What to do: Give only the number of lines in the data that contain the word "sejumlah".

Material to process:
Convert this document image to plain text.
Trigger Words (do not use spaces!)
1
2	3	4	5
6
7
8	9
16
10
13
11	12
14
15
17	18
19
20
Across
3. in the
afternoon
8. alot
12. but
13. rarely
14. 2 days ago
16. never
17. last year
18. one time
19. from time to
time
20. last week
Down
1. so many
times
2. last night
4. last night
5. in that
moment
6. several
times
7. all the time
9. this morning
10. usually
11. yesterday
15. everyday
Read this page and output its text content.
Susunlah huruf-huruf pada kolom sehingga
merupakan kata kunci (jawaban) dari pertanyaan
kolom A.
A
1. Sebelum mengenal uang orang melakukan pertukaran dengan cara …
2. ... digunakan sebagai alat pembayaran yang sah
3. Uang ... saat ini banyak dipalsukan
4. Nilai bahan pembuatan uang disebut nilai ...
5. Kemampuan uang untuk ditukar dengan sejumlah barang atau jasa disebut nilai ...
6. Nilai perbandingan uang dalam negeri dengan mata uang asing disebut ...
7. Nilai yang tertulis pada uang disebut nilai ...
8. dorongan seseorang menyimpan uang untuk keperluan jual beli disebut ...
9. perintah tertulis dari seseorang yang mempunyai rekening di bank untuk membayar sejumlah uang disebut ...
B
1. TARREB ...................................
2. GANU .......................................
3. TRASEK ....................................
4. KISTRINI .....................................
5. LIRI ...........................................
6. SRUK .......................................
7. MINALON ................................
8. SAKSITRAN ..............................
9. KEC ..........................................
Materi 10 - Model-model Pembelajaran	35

Written answer: 2